━━━━━ RECORDS TO USE

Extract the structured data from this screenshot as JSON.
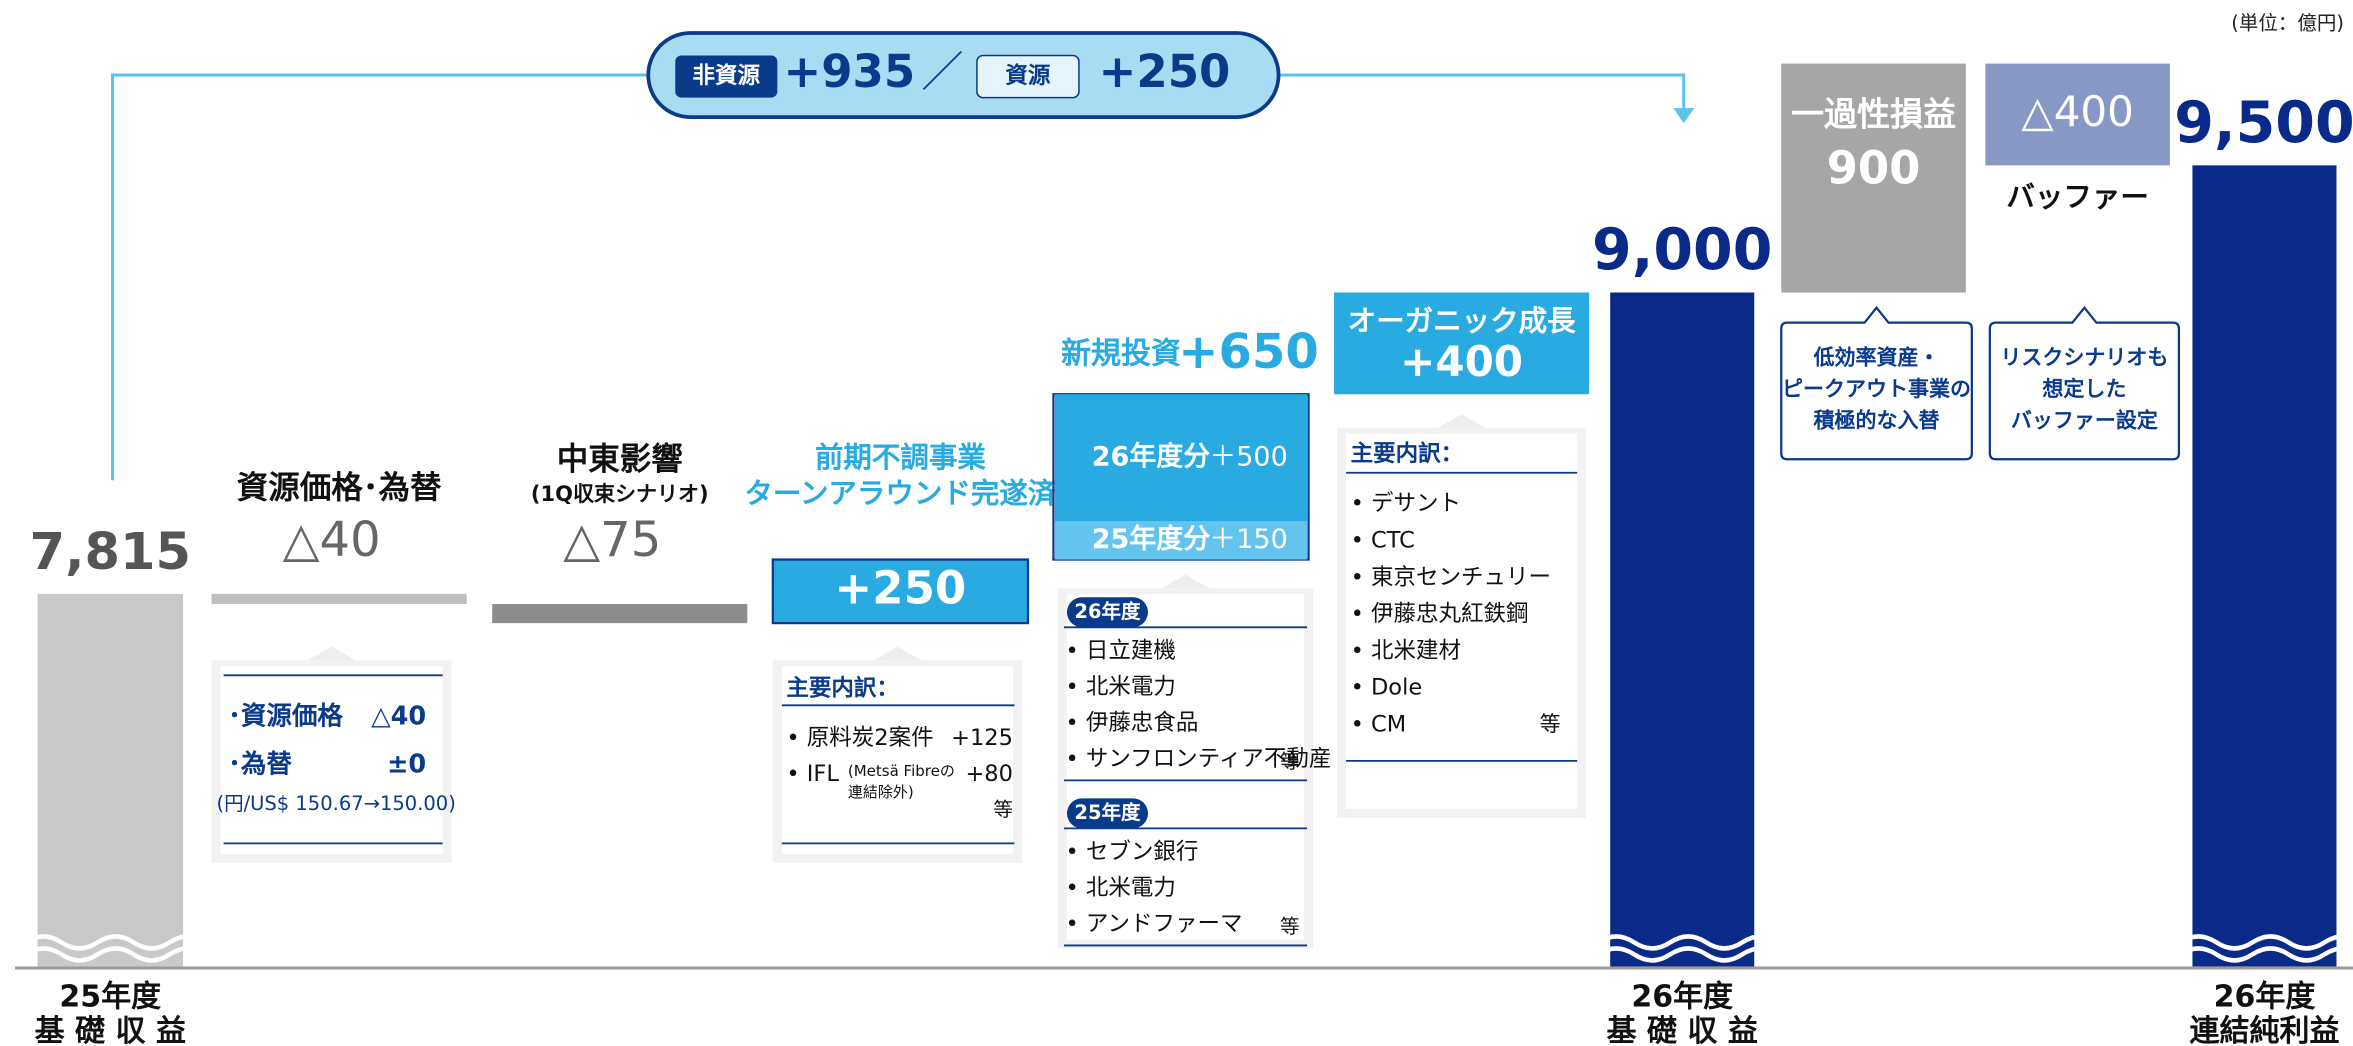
{
  "unit": "(単位：億円)",
  "bracket": {
    "tag1": "非資源",
    "value1": "+935",
    "separator": "／",
    "tag2": "資源",
    "value2": "+250"
  },
  "chart_data": {
    "type": "waterfall",
    "categories": [
      "25年度",
      "資源価格･為替",
      "中東影響",
      "前期不調事業",
      "新規投資",
      "オーガニック成長",
      "26年度",
      "一過性損益",
      "バッファー",
      "26年度"
    ],
    "category_sublabels": [
      "基 礎 収 益",
      null,
      "(1Q収束シナリオ)",
      "ターンアラウンド完遂済",
      null,
      null,
      "基 礎 収 益",
      null,
      null,
      "連結純利益"
    ],
    "values": [
      7815,
      -40,
      -75,
      250,
      650,
      400,
      9000,
      900,
      -400,
      9500
    ],
    "value_labels": [
      "7,815",
      "△40",
      "△75",
      "+250",
      "+650",
      "+400",
      "9,000",
      "900",
      "△400",
      "9,500"
    ],
    "measures": [
      "total",
      "delta",
      "delta",
      "delta",
      "delta",
      "delta",
      "total",
      "delta",
      "delta",
      "total"
    ],
    "colors": [
      "#c9c9c9",
      "#bfbfbf",
      "#8c8c8c",
      "#29abe2",
      "#29abe2",
      "#29abe2",
      "#0a2a8a",
      "#a6a6a6",
      "#8898c6",
      "#0a2a8a"
    ],
    "segments": [
      null,
      null,
      null,
      null,
      {
        "labels": [
          "26年度分",
          "25年度分"
        ],
        "values": [
          500,
          150
        ],
        "value_labels": [
          "＋500",
          "＋150"
        ],
        "colors": [
          "#29abe2",
          "#63c5ee"
        ]
      },
      null,
      null,
      null,
      null,
      null
    ],
    "ylim": [
      6350,
      10150
    ]
  },
  "breakdowns": [
    {
      "items": [
        {
          "label": "･資源価格",
          "value": "△40"
        },
        {
          "label": "･為替",
          "value": "±0"
        }
      ],
      "note": "(円/US$ 150.67→150.00)"
    },
    {
      "heading": "主要内訳：",
      "items": [
        {
          "label": "• 原料炭2案件",
          "value": "+125"
        },
        {
          "label": "• IFL",
          "detail": [
            "(Metsä Fibreの",
            "連結除外)"
          ],
          "value": "+80"
        }
      ],
      "etc": "等"
    },
    {
      "groups": [
        {
          "tag": "26年度",
          "items": [
            "• 日立建機",
            "• 北米電力",
            "• 伊藤忠食品",
            "• サンフロンティア不動産"
          ],
          "etc": "等"
        },
        {
          "tag": "25年度",
          "items": [
            "• セブン銀行",
            "• 北米電力",
            "• アンドファーマ"
          ],
          "etc": "等"
        }
      ]
    },
    {
      "heading": "主要内訳：",
      "items": [
        "• デサント",
        "• CTC",
        "• 東京センチュリー",
        "• 伊藤忠丸紅鉄鋼",
        "• 北米建材",
        "• Dole",
        "• CM"
      ],
      "etc": "等"
    }
  ],
  "callouts": [
    [
      "低効率資産・",
      "ピークアウト事業の",
      "積極的な入替"
    ],
    [
      "リスクシナリオも",
      "想定した",
      "バッファー設定"
    ]
  ]
}
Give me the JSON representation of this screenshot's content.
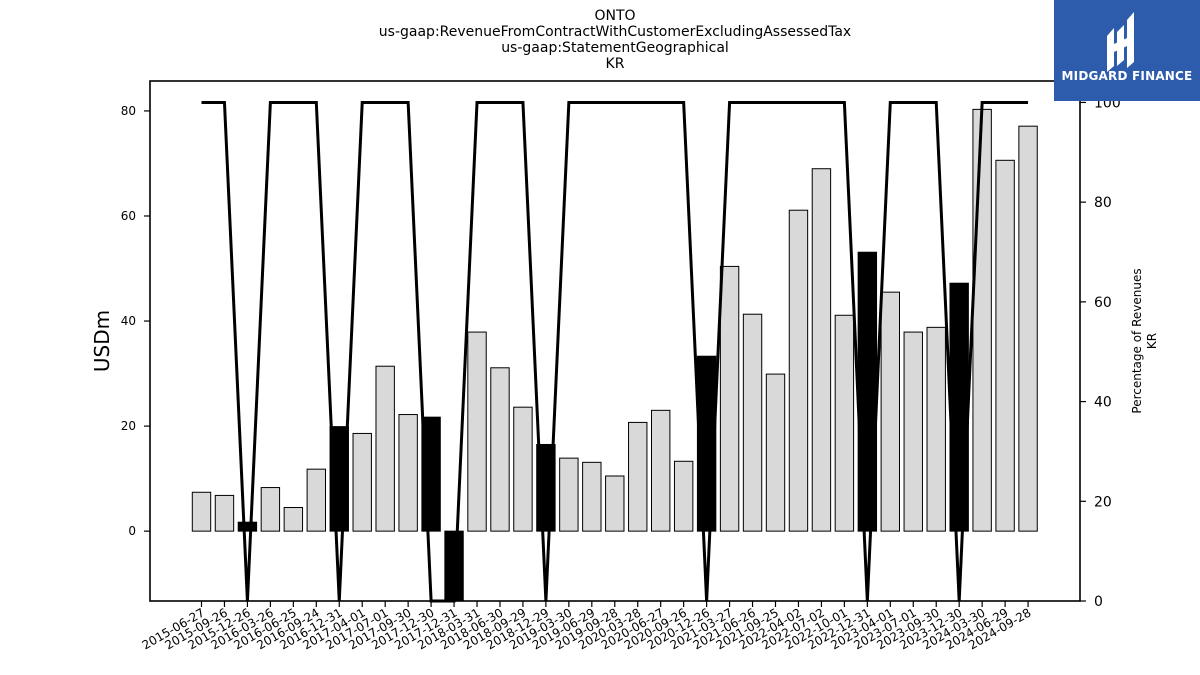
{
  "chart_data": {
    "type": "bar",
    "title": [
      "ONTO",
      "us-gaap:RevenueFromContractWithCustomerExcludingAssessedTax",
      "us-gaap:StatementGeographical",
      "KR"
    ],
    "ylabel": "USDm",
    "y2label": [
      "Percentage of Revenues",
      "KR"
    ],
    "ylim": [
      -13.3,
      85.7
    ],
    "y2lim": [
      0,
      104.3
    ],
    "yticks": [
      0,
      20,
      40,
      60,
      80
    ],
    "y2ticks": [
      0,
      20,
      40,
      60,
      80,
      100
    ],
    "grid": false,
    "categories": [
      "2015-06-27",
      "2015-09-26",
      "2015-12-26",
      "2016-03-26",
      "2016-06-25",
      "2016-09-24",
      "2016-12-31",
      "2017-04-01",
      "2017-07-01",
      "2017-09-30",
      "2017-12-30",
      "2017-12-31",
      "2018-03-31",
      "2018-06-30",
      "2018-09-29",
      "2018-12-29",
      "2019-03-30",
      "2019-06-29",
      "2019-09-28",
      "2020-03-28",
      "2020-06-27",
      "2020-09-26",
      "2020-12-26",
      "2021-03-27",
      "2021-06-26",
      "2021-09-25",
      "2022-04-02",
      "2022-07-02",
      "2022-10-01",
      "2022-12-31",
      "2023-04-01",
      "2023-07-01",
      "2023-09-30",
      "2023-12-30",
      "2024-03-30",
      "2024-06-29",
      "2024-09-28"
    ],
    "series": [
      {
        "type": "bar",
        "values": [
          7.4,
          6.8,
          1.7,
          8.3,
          4.5,
          11.8,
          19.9,
          18.6,
          31.4,
          22.2,
          21.7,
          -13.3,
          37.9,
          31.1,
          23.6,
          16.5,
          13.9,
          13.1,
          10.5,
          20.7,
          23.0,
          13.3,
          33.3,
          50.4,
          41.3,
          29.9,
          61.1,
          69.0,
          41.1,
          53.1,
          45.5,
          37.9,
          38.8,
          47.2,
          80.3,
          70.6,
          77.1
        ],
        "highlight_color": "#000000",
        "base_color": "#d9d9d9",
        "highlighted": [
          false,
          false,
          true,
          false,
          false,
          false,
          true,
          false,
          false,
          false,
          true,
          true,
          false,
          false,
          false,
          true,
          false,
          false,
          false,
          false,
          false,
          false,
          true,
          false,
          false,
          false,
          false,
          false,
          false,
          true,
          false,
          false,
          false,
          true,
          false,
          false,
          false
        ]
      },
      {
        "type": "line",
        "axis": "right",
        "color": "#000000",
        "values": [
          100,
          100,
          0,
          100,
          100,
          100,
          0,
          100,
          100,
          100,
          0,
          0,
          100,
          100,
          100,
          0,
          100,
          100,
          100,
          100,
          100,
          100,
          0,
          100,
          100,
          100,
          100,
          100,
          100,
          0,
          100,
          100,
          100,
          0,
          100,
          100,
          100
        ]
      }
    ]
  },
  "logo": {
    "text": "MIDGARD FINANCE",
    "background": "#2d5cad"
  }
}
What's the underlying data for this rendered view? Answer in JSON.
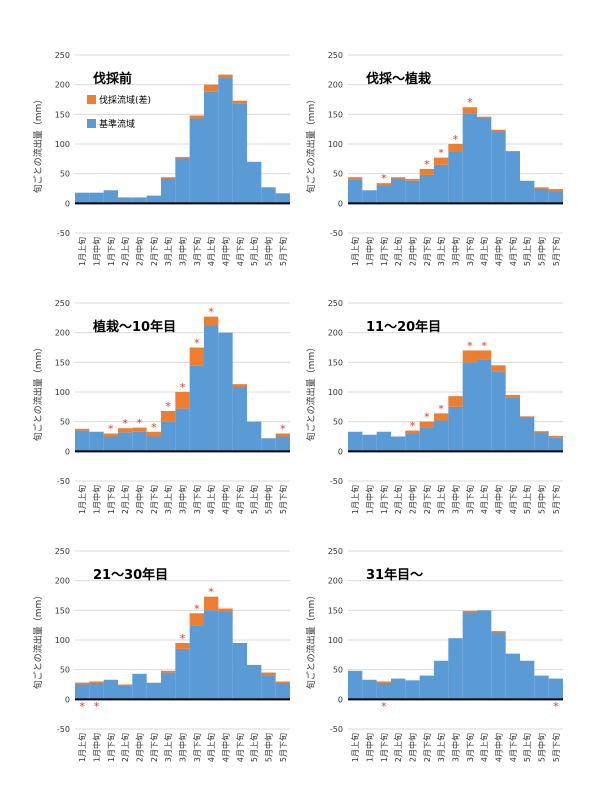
{
  "colors": {
    "base": "#5b9bd5",
    "diff": "#ed7d31",
    "marker": "#e8322a"
  },
  "marker_symbol": "*",
  "legend": [
    {
      "key": "diff",
      "label": "伐採流域(差)"
    },
    {
      "key": "base",
      "label": "基準流域"
    }
  ],
  "chart_data": [
    {
      "type": "bar",
      "title": "伐採前",
      "ylabel": "旬ごとの流出量（mm）",
      "ylim": [
        -50,
        250
      ],
      "yticks": [
        -50,
        0,
        50,
        100,
        150,
        200,
        250
      ],
      "categories": [
        "1月上旬",
        "1月中旬",
        "1月下旬",
        "2月上旬",
        "2月中旬",
        "2月下旬",
        "3月上旬",
        "3月中旬",
        "3月下旬",
        "4月上旬",
        "4月中旬",
        "4月下旬",
        "5月上旬",
        "5月中旬",
        "5月下旬"
      ],
      "series": [
        {
          "name": "基準流域",
          "values": [
            18,
            18,
            22,
            10,
            10,
            13,
            42,
            77,
            143,
            188,
            212,
            168,
            70,
            27,
            17
          ]
        },
        {
          "name": "伐採流域(差)",
          "values": [
            0,
            0,
            0,
            0,
            0,
            0,
            2,
            1,
            5,
            12,
            5,
            5,
            0,
            0,
            0
          ]
        }
      ],
      "markers": {
        "top": [],
        "bottom": []
      },
      "show_legend": true
    },
    {
      "type": "bar",
      "title": "伐採～植栽",
      "ylabel": "旬ごとの流出量（mm）",
      "ylim": [
        -50,
        250
      ],
      "yticks": [
        -50,
        0,
        50,
        100,
        150,
        200,
        250
      ],
      "categories": [
        "1月上旬",
        "1月中旬",
        "1月下旬",
        "2月上旬",
        "2月中旬",
        "2月下旬",
        "3月上旬",
        "3月中旬",
        "3月下旬",
        "4月上旬",
        "4月中旬",
        "4月下旬",
        "5月上旬",
        "5月中旬",
        "5月下旬"
      ],
      "series": [
        {
          "name": "基準流域",
          "values": [
            40,
            22,
            30,
            42,
            38,
            48,
            65,
            88,
            152,
            145,
            122,
            88,
            38,
            25,
            20
          ]
        },
        {
          "name": "伐採流域(差)",
          "values": [
            4,
            0,
            4,
            2,
            3,
            10,
            12,
            12,
            10,
            1,
            2,
            0,
            0,
            2,
            4
          ]
        }
      ],
      "markers": {
        "top": [
          2,
          5,
          6,
          7,
          8
        ],
        "bottom": []
      },
      "show_legend": false
    },
    {
      "type": "bar",
      "title": "植栽～10年目",
      "ylabel": "旬ごとの流出量（mm）",
      "ylim": [
        -50,
        250
      ],
      "yticks": [
        -50,
        0,
        50,
        100,
        150,
        200,
        250
      ],
      "categories": [
        "1月上旬",
        "1月中旬",
        "1月下旬",
        "2月上旬",
        "2月中旬",
        "2月下旬",
        "3月上旬",
        "3月中旬",
        "3月下旬",
        "4月上旬",
        "4月中旬",
        "4月下旬",
        "5月上旬",
        "5月中旬",
        "5月下旬"
      ],
      "series": [
        {
          "name": "基準流域",
          "values": [
            35,
            33,
            25,
            32,
            33,
            25,
            50,
            72,
            145,
            212,
            200,
            113,
            50,
            22,
            25
          ]
        },
        {
          "name": "伐採流域(差)",
          "values": [
            3,
            0,
            5,
            7,
            7,
            8,
            18,
            28,
            30,
            15,
            0,
            -5,
            0,
            0,
            5
          ]
        }
      ],
      "markers": {
        "top": [
          2,
          3,
          4,
          5,
          6,
          7,
          8,
          9,
          14
        ],
        "bottom": []
      },
      "show_legend": false
    },
    {
      "type": "bar",
      "title": "11～20年目",
      "ylabel": "旬ごとの流出量（mm）",
      "ylim": [
        -50,
        250
      ],
      "yticks": [
        -50,
        0,
        50,
        100,
        150,
        200,
        250
      ],
      "categories": [
        "1月上旬",
        "1月中旬",
        "1月下旬",
        "2月上旬",
        "2月中旬",
        "2月下旬",
        "3月上旬",
        "3月中旬",
        "3月下旬",
        "4月上旬",
        "4月中旬",
        "4月下旬",
        "5月上旬",
        "5月中旬",
        "5月下旬"
      ],
      "series": [
        {
          "name": "基準流域",
          "values": [
            33,
            28,
            33,
            25,
            30,
            40,
            52,
            75,
            150,
            155,
            135,
            90,
            57,
            32,
            23
          ]
        },
        {
          "name": "伐採流域(差)",
          "values": [
            0,
            0,
            0,
            0,
            5,
            10,
            12,
            18,
            20,
            15,
            10,
            5,
            2,
            2,
            3
          ]
        }
      ],
      "markers": {
        "top": [
          4,
          5,
          6,
          8,
          9
        ],
        "bottom": []
      },
      "show_legend": false
    },
    {
      "type": "bar",
      "title": "21～30年目",
      "ylabel": "旬ごとの流出量（mm）",
      "ylim": [
        -50,
        250
      ],
      "yticks": [
        -50,
        0,
        50,
        100,
        150,
        200,
        250
      ],
      "categories": [
        "1月上旬",
        "1月中旬",
        "1月下旬",
        "2月上旬",
        "2月中旬",
        "2月下旬",
        "3月上旬",
        "3月中旬",
        "3月下旬",
        "4月上旬",
        "4月中旬",
        "4月下旬",
        "5月上旬",
        "5月中旬",
        "5月下旬"
      ],
      "series": [
        {
          "name": "基準流域",
          "values": [
            28,
            30,
            33,
            25,
            43,
            28,
            45,
            85,
            125,
            150,
            148,
            95,
            58,
            45,
            28
          ]
        },
        {
          "name": "伐採流域(差)",
          "values": [
            -3,
            -2,
            0,
            -2,
            0,
            0,
            3,
            10,
            20,
            23,
            5,
            0,
            0,
            -5,
            2
          ]
        }
      ],
      "markers": {
        "top": [
          7,
          8,
          9
        ],
        "bottom": [
          0,
          1
        ]
      },
      "show_legend": false
    },
    {
      "type": "bar",
      "title": "31年目～",
      "ylabel": "旬ごとの流出量（mm）",
      "ylim": [
        -50,
        250
      ],
      "yticks": [
        -50,
        0,
        50,
        100,
        150,
        200,
        250
      ],
      "categories": [
        "1月上旬",
        "1月中旬",
        "1月下旬",
        "2月上旬",
        "2月中旬",
        "2月下旬",
        "3月上旬",
        "3月中旬",
        "3月下旬",
        "4月上旬",
        "4月中旬",
        "4月下旬",
        "5月上旬",
        "5月中旬",
        "5月下旬"
      ],
      "series": [
        {
          "name": "基準流域",
          "values": [
            48,
            33,
            30,
            35,
            32,
            40,
            65,
            103,
            147,
            150,
            113,
            77,
            65,
            40,
            35
          ]
        },
        {
          "name": "伐採流域(差)",
          "values": [
            0,
            0,
            -2,
            0,
            0,
            0,
            0,
            0,
            2,
            0,
            2,
            0,
            0,
            0,
            0
          ]
        }
      ],
      "markers": {
        "top": [],
        "bottom": [
          2,
          14
        ]
      },
      "show_legend": false
    }
  ]
}
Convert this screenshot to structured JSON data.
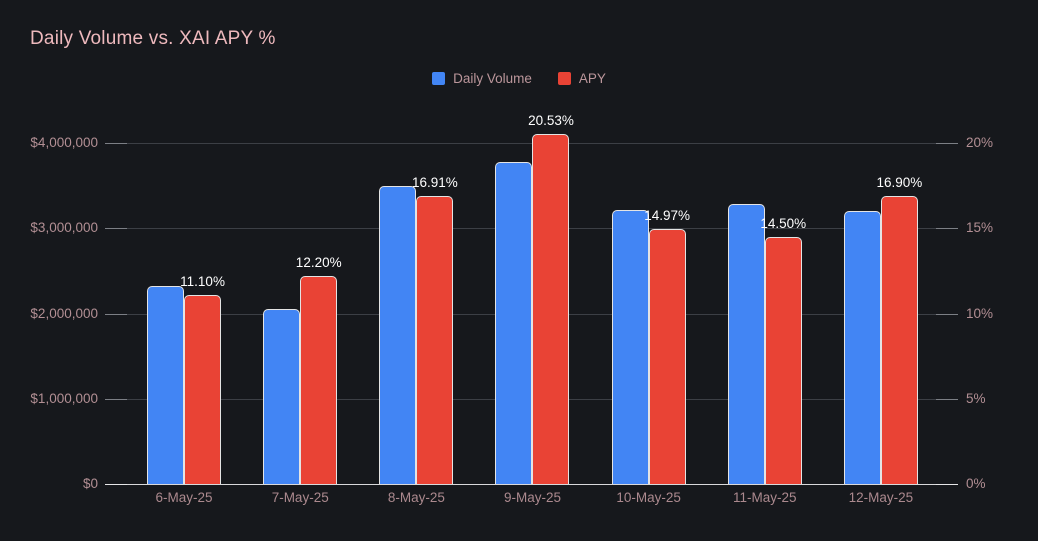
{
  "title": "Daily Volume vs. XAI APY %",
  "colors": {
    "background": "#16181c",
    "title_text": "#eeb9bd",
    "axis_text": "#b28f94",
    "value_label_text": "#ffffff",
    "gridline": "#3c3f45",
    "zero_line": "#d9d9db",
    "volume_bar": "#4285f4",
    "apy_bar": "#e94335",
    "bar_border": "#e4e4e4"
  },
  "legend": [
    {
      "label": "Daily Volume",
      "color": "#4285f4"
    },
    {
      "label": "APY",
      "color": "#e94335"
    }
  ],
  "chart_data": {
    "type": "bar",
    "title": "Daily Volume vs. XAI APY %",
    "categories": [
      "6-May-25",
      "7-May-25",
      "8-May-25",
      "9-May-25",
      "10-May-25",
      "11-May-25",
      "12-May-25"
    ],
    "series": [
      {
        "name": "Daily Volume",
        "axis": "left",
        "color": "#4285f4",
        "values": [
          2320000,
          2050000,
          3500000,
          3780000,
          3220000,
          3280000,
          3200000
        ]
      },
      {
        "name": "APY",
        "axis": "right",
        "color": "#e94335",
        "values": [
          11.1,
          12.2,
          16.91,
          20.53,
          14.97,
          14.5,
          16.9
        ],
        "labels": [
          "11.10%",
          "12.20%",
          "16.91%",
          "20.53%",
          "14.97%",
          "14.50%",
          "16.90%"
        ]
      }
    ],
    "left_axis": {
      "ticks": [
        "$4,000,000",
        "$3,000,000",
        "$2,000,000",
        "$1,000,000",
        "$0"
      ],
      "min": 0,
      "max": 4000000
    },
    "right_axis": {
      "ticks": [
        "20%",
        "15%",
        "10%",
        "5%",
        "0%"
      ],
      "min": 0,
      "max": 20
    },
    "legend_position": "top-center",
    "grid": "horizontal"
  }
}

━━━━━━━━━━

WRITTEN EXERCISE ::
Report back each line of the entries that holds the string "JSON".

ANSWER TO THIS EXERCISE ::
Extract the structured data from this screenshot as JSON.
Give me the JSON representation of this screenshot's content.
What's the underlying data for this rendered view? Answer in JSON.
Convert this screenshot to structured JSON data.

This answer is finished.